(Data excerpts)

++++

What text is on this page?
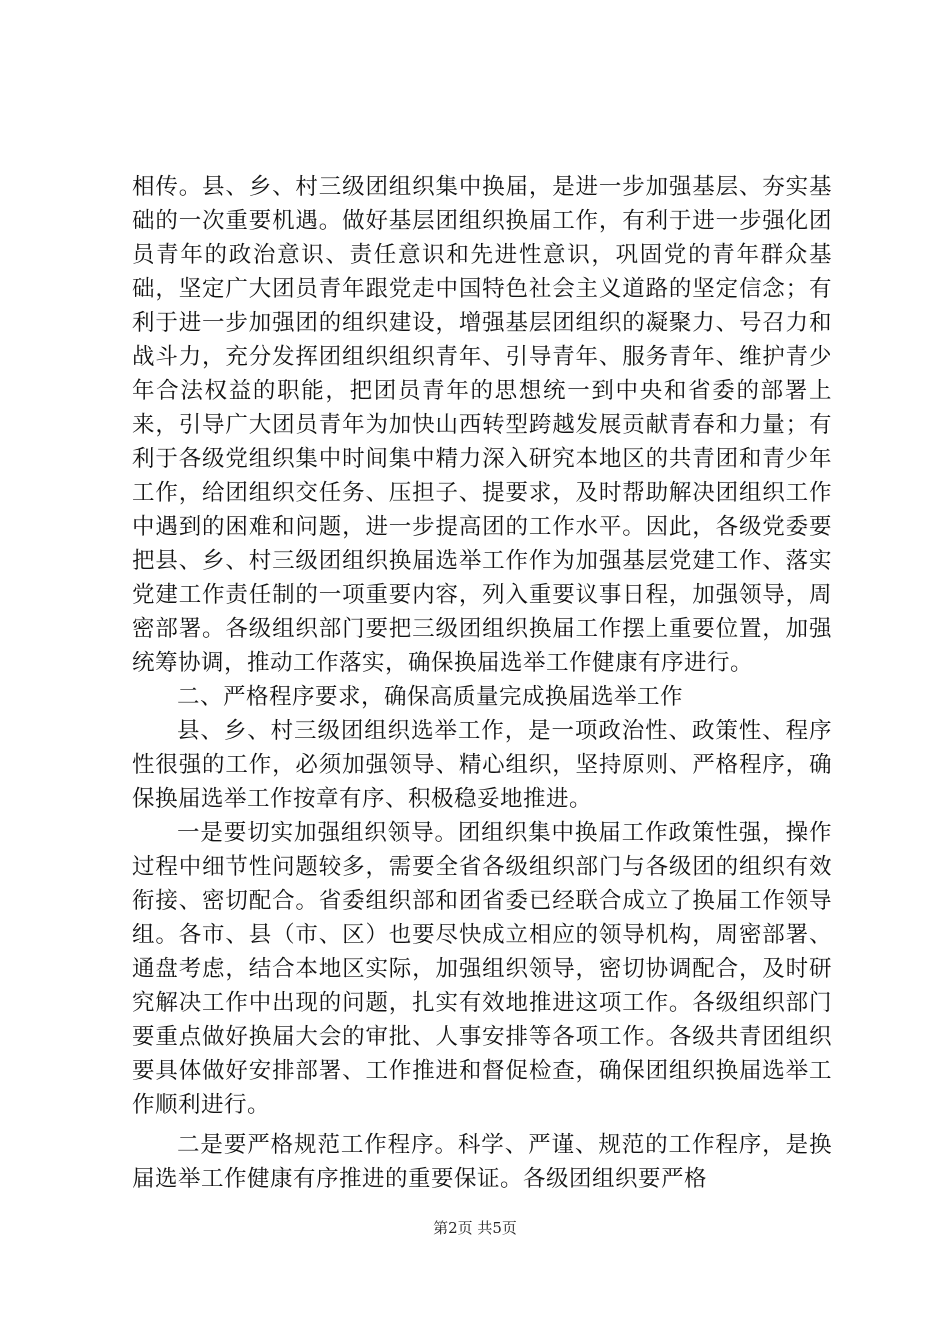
相传。县、乡、村三级团组织集中换届，是进一步加强基层、夯实基础的一次重要机遇。做好基层团组织换届工作，有利于进一步强化团员青年的政治意识、责任意识和先进性意识，巩固党的青年群众基础，坚定广大团员青年跟党走中国特色社会主义道路的坚定信念；有利于进一步加强团的组织建设，增强基层团组织的凝聚力、号召力和战斗力，充分发挥团组织组织青年、引导青年、服务青年、维护青少年合法权益的职能，把团员青年的思想统一到中央和省委的部署上来，引导广大团员青年为加快山西转型跨越发展贡献青春和力量；有利于各级党组织集中时间集中精力深入研究本地区的共青团和青少年工作，给团组织交任务、压担子、提要求，及时帮助解决团组织工作中遇到的困难和问题，进一步提高团的工作水平。因此，各级党委要把县、乡、村三级团组织换届选举工作作为加强基层党建工作、落实党建工作责任制的一项重要内容，列入重要议事日程，加强领导，周密部署。各级组织部门要把三级团组织换届工作摆上重要位置，加强统筹协调，推动工作落实，确保换届选举工作健康有序进行。

二、严格程序要求，确保高质量完成换届选举工作

县、乡、村三级团组织选举工作，是一项政治性、政策性、程序性很强的工作，必须加强领导、精心组织，坚持原则、严格程序，确保换届选举工作按章有序、积极稳妥地推进。

一是要切实加强组织领导。团组织集中换届工作政策性强，操作过程中细节性问题较多，需要全省各级组织部门与各级团的组织有效衔接、密切配合。省委组织部和团省委已经联合成立了换届工作领导组。各市、县（市、区）也要尽快成立相应的领导机构，周密部署、通盘考虑，结合本地区实际，加强组织领导，密切协调配合，及时研究解决工作中出现的问题，扎实有效地推进这项工作。各级组织部门要重点做好换届大会的审批、人事安排等各项工作。各级共青团组织要具体做好安排部署、工作推进和督促检查，确保团组织换届选举工作顺利进行。

二是要严格规范工作程序。科学、严谨、规范的工作程序，是换届选举工作健康有序推进的重要保证。各级团组织要严格

第2页 共5页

++++

Directions for this task: Find the lines with the string "周密部署" and reproduce them.

Result for this exercise:
相传。县、乡、村三级团组织集中换届，是进一步加强基层、夯实基础的一次重要机遇。做好基层团组织换届工作，有利于进一步强化团员青年的政治意识、责任意识和先进性意识，巩固党的青年群众基础，坚定广大团员青年跟党走中国特色社会主义道路的坚定信念；有利于进一步加强团的组织建设，增强基层团组织的凝聚力、号召力和战斗力，充分发挥团组织组织青年、引导青年、服务青年、维护青少年合法权益的职能，把团员青年的思想统一到中央和省委的部署上来，引导广大团员青年为加快山西转型跨越发展贡献青春和力量；有利于各级党组织集中时间集中精力深入研究本地区的共青团和青少年工作，给团组织交任务、压担子、提要求，及时帮助解决团组织工作中遇到的困难和问题，进一步提高团的工作水平。因此，各级党委要把县、乡、村三级团组织换届选举工作作为加强基层党建工作、落实党建工作责任制的一项重要内容，列入重要议事日程，加强领导，周密部署。各级组织部门要把三级团组织换届工作摆上重要位置，加强统筹协调，推动工作落实，确保换届选举工作健康有序进行。
一是要切实加强组织领导。团组织集中换届工作政策性强，操作过程中细节性问题较多，需要全省各级组织部门与各级团的组织有效衔接、密切配合。省委组织部和团省委已经联合成立了换届工作领导组。各市、县（市、区）也要尽快成立相应的领导机构，周密部署、通盘考虑，结合本地区实际，加强组织领导，密切协调配合，及时研究解决工作中出现的问题，扎实有效地推进这项工作。各级组织部门要重点做好换届大会的审批、人事安排等各项工作。各级共青团组织要具体做好安排部署、工作推进和督促检查，确保团组织换届选举工作顺利进行。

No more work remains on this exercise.